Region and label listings
***

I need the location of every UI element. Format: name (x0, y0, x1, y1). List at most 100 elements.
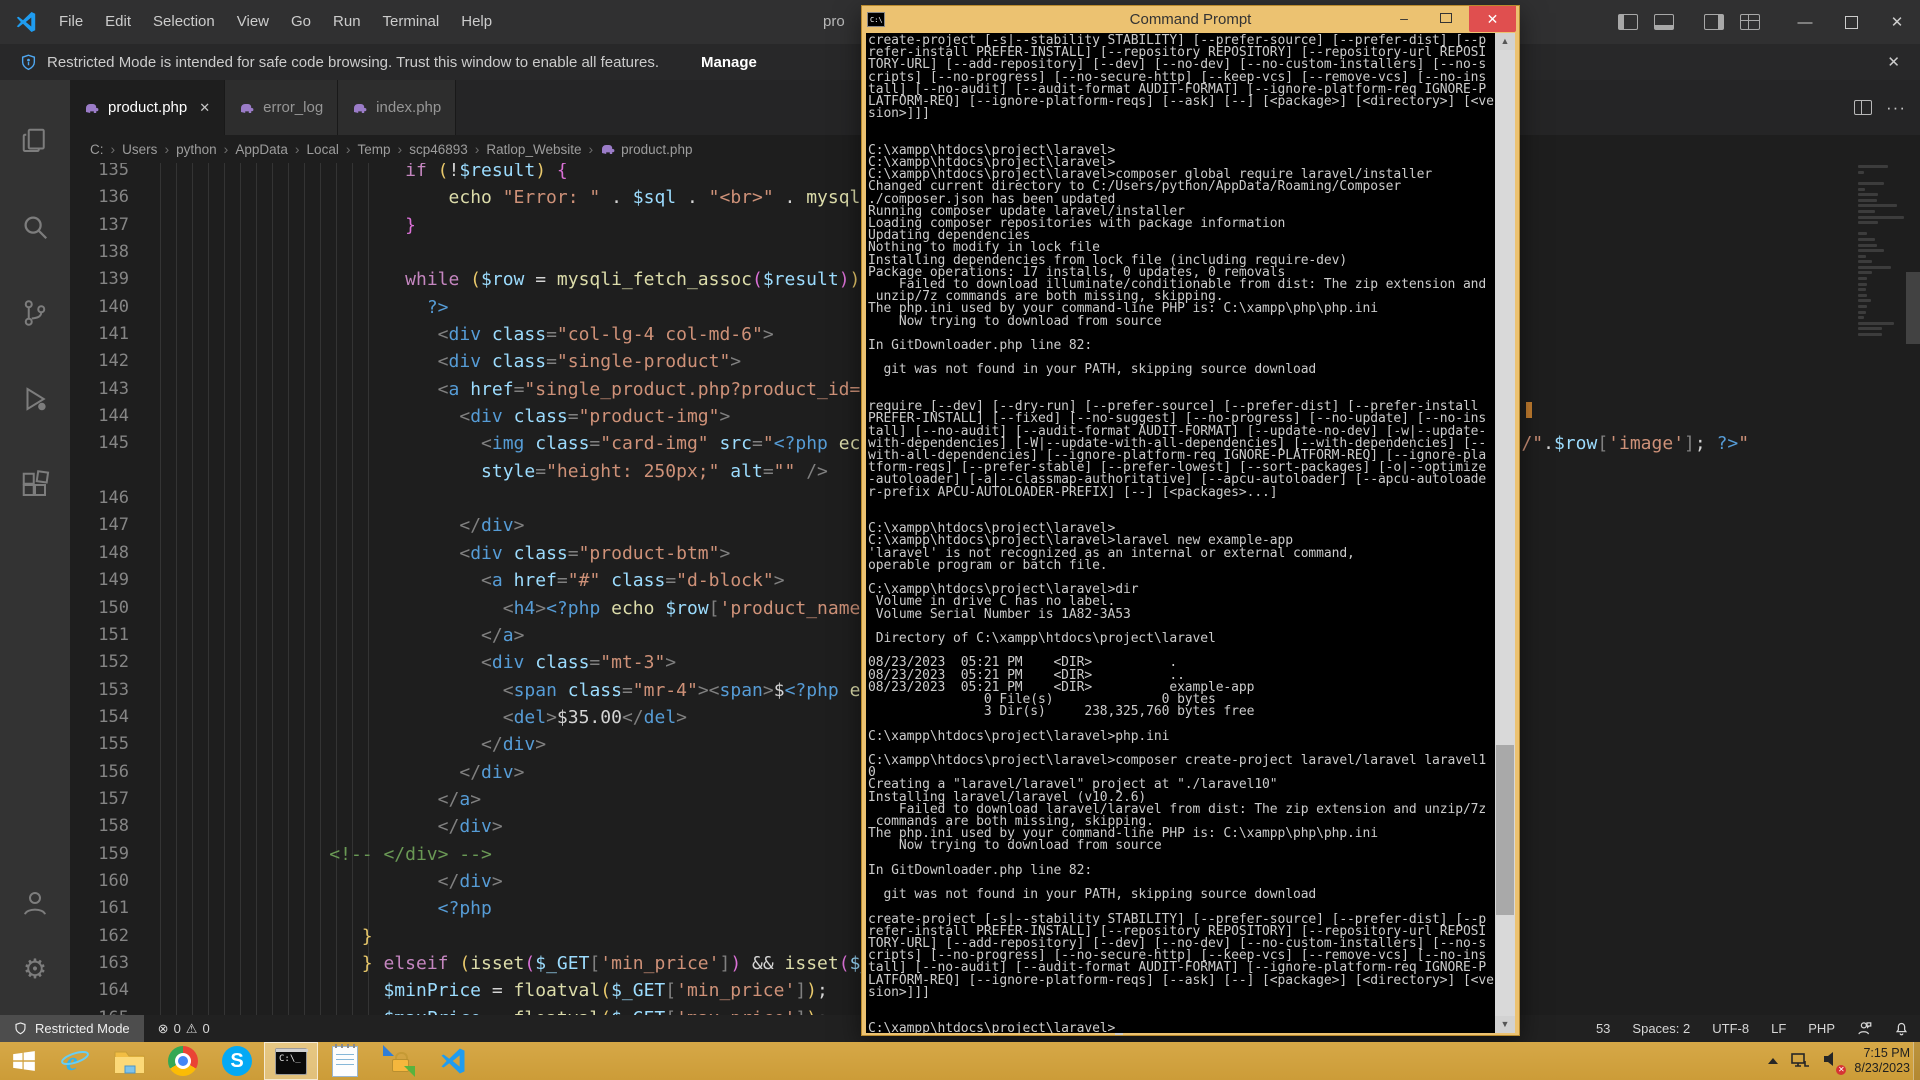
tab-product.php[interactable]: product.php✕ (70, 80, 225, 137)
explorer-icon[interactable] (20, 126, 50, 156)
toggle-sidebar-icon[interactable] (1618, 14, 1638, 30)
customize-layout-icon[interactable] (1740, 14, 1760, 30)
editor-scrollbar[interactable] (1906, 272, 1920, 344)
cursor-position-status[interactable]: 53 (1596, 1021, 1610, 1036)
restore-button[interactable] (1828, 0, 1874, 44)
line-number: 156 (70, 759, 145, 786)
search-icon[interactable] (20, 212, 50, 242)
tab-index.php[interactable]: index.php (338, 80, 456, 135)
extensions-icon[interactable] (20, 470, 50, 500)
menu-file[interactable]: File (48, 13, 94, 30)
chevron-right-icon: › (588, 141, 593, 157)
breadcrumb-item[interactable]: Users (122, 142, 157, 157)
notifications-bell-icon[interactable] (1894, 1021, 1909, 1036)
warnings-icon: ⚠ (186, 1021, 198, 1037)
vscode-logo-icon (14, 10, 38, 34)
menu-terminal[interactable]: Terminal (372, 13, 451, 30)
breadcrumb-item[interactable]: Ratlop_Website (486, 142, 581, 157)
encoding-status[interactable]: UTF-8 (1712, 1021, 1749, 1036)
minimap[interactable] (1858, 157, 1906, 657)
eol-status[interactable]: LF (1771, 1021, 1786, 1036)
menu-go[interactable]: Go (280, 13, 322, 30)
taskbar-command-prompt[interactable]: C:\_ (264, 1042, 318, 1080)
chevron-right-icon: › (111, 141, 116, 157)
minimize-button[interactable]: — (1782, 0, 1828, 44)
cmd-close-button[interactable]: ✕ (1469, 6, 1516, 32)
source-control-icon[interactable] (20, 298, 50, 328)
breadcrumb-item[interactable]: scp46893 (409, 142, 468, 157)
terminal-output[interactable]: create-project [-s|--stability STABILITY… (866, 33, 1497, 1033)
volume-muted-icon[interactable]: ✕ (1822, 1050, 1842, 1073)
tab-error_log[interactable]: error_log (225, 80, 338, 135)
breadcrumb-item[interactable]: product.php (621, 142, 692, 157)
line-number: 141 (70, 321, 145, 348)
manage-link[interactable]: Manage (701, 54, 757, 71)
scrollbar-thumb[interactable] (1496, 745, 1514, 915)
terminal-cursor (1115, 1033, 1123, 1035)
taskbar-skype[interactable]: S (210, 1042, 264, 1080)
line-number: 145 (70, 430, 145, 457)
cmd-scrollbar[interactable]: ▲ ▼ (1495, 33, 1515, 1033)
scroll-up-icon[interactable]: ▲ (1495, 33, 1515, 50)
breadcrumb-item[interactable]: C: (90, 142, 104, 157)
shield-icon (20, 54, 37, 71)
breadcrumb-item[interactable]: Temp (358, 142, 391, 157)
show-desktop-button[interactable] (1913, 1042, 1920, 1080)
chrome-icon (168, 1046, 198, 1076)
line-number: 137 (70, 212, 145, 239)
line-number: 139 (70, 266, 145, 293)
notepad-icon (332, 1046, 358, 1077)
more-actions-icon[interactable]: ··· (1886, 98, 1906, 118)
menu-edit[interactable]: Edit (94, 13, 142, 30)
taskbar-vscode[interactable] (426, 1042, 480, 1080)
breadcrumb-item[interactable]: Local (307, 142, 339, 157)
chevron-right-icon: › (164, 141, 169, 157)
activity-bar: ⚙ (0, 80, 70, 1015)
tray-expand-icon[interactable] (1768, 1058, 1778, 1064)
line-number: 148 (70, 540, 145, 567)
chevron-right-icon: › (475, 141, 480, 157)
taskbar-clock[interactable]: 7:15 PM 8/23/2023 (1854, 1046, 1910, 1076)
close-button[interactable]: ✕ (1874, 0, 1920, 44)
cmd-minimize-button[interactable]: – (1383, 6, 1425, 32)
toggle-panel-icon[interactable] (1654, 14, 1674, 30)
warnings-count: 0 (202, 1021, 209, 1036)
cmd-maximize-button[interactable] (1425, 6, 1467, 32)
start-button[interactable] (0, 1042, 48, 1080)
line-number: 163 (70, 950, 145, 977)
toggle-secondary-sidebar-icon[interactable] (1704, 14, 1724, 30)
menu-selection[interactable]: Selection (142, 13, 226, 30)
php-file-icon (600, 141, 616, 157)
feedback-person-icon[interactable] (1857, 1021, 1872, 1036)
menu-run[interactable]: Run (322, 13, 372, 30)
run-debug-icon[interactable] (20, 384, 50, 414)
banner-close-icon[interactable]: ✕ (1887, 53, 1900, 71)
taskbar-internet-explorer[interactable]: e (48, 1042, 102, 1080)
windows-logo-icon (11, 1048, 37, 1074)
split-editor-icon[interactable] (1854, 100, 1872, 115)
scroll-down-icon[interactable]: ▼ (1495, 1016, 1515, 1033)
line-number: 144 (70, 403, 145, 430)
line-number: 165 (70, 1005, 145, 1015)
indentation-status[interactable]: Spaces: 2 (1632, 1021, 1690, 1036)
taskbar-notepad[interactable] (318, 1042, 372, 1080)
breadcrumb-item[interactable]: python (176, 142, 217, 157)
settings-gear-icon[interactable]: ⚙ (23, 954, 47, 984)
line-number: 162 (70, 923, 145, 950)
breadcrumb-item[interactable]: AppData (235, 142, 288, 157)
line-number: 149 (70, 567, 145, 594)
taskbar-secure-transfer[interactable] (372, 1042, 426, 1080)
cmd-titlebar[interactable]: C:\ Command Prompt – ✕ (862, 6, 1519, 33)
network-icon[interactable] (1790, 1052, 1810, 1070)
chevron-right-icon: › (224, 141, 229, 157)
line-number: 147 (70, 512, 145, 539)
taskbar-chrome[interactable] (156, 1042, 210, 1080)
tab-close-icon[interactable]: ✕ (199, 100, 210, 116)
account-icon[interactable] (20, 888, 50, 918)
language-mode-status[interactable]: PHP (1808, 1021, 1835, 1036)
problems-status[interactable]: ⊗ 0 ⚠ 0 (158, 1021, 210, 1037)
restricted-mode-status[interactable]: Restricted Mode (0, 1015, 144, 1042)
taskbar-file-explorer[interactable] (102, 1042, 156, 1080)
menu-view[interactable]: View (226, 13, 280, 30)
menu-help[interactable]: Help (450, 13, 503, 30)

***

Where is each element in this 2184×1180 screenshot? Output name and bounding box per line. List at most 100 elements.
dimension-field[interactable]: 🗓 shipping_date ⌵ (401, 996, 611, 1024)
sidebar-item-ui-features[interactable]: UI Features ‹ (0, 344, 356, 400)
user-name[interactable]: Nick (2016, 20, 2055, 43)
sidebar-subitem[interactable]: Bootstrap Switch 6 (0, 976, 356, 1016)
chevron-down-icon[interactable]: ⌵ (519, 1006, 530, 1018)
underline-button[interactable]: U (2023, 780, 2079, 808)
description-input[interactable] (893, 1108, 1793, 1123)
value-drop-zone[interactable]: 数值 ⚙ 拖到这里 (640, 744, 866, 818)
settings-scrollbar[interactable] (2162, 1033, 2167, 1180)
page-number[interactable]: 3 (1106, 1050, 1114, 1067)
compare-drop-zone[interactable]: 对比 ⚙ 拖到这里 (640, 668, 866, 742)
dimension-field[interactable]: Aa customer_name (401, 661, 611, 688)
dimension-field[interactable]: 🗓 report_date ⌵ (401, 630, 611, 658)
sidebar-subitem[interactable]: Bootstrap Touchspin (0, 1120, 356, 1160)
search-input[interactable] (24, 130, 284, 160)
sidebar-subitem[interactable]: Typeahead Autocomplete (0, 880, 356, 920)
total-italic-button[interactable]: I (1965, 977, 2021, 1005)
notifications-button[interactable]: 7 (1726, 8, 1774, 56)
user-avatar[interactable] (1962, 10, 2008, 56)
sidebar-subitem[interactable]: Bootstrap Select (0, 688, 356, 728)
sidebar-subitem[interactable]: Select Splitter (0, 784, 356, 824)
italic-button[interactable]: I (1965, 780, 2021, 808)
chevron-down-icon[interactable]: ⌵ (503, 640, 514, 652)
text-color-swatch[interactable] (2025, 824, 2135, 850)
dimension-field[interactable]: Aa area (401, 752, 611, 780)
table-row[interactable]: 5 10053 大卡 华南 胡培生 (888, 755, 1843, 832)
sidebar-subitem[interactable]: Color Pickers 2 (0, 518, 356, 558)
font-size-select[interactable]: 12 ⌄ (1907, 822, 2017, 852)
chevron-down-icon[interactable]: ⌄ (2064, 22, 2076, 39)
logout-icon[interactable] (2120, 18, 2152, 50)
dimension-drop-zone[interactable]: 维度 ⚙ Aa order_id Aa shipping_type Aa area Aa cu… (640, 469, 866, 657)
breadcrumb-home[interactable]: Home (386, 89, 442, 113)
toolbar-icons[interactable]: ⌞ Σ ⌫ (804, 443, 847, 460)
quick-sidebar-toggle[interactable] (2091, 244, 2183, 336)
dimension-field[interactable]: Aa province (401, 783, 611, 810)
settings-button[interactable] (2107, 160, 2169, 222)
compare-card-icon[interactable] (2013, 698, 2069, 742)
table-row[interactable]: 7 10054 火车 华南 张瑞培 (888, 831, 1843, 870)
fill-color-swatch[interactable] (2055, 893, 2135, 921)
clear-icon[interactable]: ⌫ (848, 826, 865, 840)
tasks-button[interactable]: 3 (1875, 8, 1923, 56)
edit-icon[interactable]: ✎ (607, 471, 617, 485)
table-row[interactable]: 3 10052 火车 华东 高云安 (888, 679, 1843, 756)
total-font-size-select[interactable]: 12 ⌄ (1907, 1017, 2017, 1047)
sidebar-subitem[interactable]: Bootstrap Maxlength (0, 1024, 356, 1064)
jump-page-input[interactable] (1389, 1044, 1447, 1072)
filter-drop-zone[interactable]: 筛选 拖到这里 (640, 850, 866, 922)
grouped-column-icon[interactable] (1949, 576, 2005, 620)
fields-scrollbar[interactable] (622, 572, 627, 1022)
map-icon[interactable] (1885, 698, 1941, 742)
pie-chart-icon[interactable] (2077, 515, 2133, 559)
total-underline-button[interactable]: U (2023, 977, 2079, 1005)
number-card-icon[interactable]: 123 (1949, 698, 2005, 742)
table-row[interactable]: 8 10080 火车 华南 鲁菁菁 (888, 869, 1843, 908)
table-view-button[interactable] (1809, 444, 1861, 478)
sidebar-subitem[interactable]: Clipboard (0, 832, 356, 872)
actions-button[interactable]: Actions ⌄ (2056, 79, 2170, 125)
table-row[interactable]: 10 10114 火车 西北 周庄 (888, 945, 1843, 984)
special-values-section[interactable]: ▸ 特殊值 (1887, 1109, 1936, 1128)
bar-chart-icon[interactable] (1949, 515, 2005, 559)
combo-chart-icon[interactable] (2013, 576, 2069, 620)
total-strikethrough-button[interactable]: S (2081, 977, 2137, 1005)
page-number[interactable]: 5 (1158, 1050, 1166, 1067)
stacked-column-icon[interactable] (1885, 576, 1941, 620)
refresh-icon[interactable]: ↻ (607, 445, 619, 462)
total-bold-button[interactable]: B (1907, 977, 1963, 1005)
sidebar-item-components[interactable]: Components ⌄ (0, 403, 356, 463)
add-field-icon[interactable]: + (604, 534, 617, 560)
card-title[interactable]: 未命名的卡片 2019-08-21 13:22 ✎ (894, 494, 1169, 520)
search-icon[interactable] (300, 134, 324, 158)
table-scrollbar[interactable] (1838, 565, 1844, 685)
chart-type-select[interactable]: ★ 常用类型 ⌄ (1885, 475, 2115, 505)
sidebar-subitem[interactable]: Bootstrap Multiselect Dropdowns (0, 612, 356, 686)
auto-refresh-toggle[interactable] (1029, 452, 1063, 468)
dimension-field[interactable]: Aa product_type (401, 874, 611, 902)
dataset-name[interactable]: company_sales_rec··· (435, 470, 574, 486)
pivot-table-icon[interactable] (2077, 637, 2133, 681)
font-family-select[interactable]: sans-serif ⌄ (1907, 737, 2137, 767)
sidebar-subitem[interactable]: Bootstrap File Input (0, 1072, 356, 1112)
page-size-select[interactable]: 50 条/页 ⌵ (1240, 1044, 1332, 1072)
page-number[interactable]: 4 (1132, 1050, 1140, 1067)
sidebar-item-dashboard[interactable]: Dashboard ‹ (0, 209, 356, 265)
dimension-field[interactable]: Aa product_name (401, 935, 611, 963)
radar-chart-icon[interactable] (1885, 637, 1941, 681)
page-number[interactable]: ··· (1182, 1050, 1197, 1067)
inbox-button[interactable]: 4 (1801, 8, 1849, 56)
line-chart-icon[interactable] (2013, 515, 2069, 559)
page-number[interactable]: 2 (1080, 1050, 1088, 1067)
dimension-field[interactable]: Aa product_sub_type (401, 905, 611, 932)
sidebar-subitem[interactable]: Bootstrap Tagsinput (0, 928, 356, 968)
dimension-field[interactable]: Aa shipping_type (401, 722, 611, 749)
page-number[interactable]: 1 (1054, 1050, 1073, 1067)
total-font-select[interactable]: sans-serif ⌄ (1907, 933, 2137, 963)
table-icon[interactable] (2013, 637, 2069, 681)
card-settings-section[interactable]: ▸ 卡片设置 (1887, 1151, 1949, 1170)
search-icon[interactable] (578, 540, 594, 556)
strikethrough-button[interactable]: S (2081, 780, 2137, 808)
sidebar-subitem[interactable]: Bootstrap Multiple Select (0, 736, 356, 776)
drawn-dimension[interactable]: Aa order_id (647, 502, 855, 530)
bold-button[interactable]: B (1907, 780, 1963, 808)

***

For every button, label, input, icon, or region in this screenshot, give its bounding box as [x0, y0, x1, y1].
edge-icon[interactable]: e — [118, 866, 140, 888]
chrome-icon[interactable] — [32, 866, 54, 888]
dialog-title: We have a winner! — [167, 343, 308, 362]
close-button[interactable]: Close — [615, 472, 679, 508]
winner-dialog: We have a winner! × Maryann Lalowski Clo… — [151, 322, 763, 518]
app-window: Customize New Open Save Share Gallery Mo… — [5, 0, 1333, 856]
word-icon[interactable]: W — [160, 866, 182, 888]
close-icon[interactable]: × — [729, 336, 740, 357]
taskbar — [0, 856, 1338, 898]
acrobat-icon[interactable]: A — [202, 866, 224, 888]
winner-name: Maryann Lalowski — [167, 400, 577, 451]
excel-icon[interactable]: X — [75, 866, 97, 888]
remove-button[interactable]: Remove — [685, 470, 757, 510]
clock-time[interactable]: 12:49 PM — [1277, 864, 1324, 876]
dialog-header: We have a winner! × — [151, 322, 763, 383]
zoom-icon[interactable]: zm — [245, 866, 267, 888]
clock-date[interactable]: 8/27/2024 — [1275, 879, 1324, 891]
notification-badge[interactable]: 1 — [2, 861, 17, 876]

***

> **STATED PROBLEM**
Duplicate the records between the lines holding "tab-product.php[interactable]: product.php✕ (70, 80, 225, 137)" and "line-number: 145 (70, 430, 145, 457)", inclusive, with no changes.

> **EXERCISE SOLUTION**
tab-product.php[interactable]: product.php✕ (70, 80, 225, 137)
explorer-icon[interactable] (20, 126, 50, 156)
toggle-sidebar-icon[interactable] (1618, 14, 1638, 30)
customize-layout-icon[interactable] (1740, 14, 1760, 30)
editor-scrollbar[interactable] (1906, 272, 1920, 344)
cursor-position-status[interactable]: 53 (1596, 1021, 1610, 1036)
restore-button[interactable] (1828, 0, 1874, 44)
line-number: 156 (70, 759, 145, 786)
search-icon[interactable] (20, 212, 50, 242)
tab-index.php[interactable]: index.php (338, 80, 456, 135)
extensions-icon[interactable] (20, 470, 50, 500)
menu-file[interactable]: File (48, 13, 94, 30)
chevron-right-icon: › (588, 141, 593, 157)
breadcrumb-item[interactable]: Users (122, 142, 157, 157)
notifications-bell-icon[interactable] (1894, 1021, 1909, 1036)
warnings-icon: ⚠ (186, 1021, 198, 1037)
vscode-logo-icon (14, 10, 38, 34)
menu-terminal[interactable]: Terminal (372, 13, 451, 30)
breadcrumb-item[interactable]: Ratlop_Website (486, 142, 581, 157)
encoding-status[interactable]: UTF-8 (1712, 1021, 1749, 1036)
minimap[interactable] (1858, 157, 1906, 657)
eol-status[interactable]: LF (1771, 1021, 1786, 1036)
menu-go[interactable]: Go (280, 13, 322, 30)
taskbar-command-prompt[interactable]: C:\_ (264, 1042, 318, 1080)
chevron-right-icon: › (111, 141, 116, 157)
minimize-button[interactable]: — (1782, 0, 1828, 44)
cmd-close-button[interactable]: ✕ (1469, 6, 1516, 32)
source-control-icon[interactable] (20, 298, 50, 328)
breadcrumb-item[interactable]: scp46893 (409, 142, 468, 157)
terminal-output[interactable]: create-project [-s|--stability STABILITY… (866, 33, 1497, 1033)
volume-muted-icon[interactable]: ✕ (1822, 1050, 1842, 1073)
tab-error_log[interactable]: error_log (225, 80, 338, 135)
breadcrumb-item[interactable]: product.php (621, 142, 692, 157)
line-number: 141 (70, 321, 145, 348)
manage-link[interactable]: Manage (701, 54, 757, 71)
scrollbar-thumb[interactable] (1496, 745, 1514, 915)
terminal-cursor (1115, 1033, 1123, 1035)
taskbar-skype[interactable]: S (210, 1042, 264, 1080)
line-number: 145 (70, 430, 145, 457)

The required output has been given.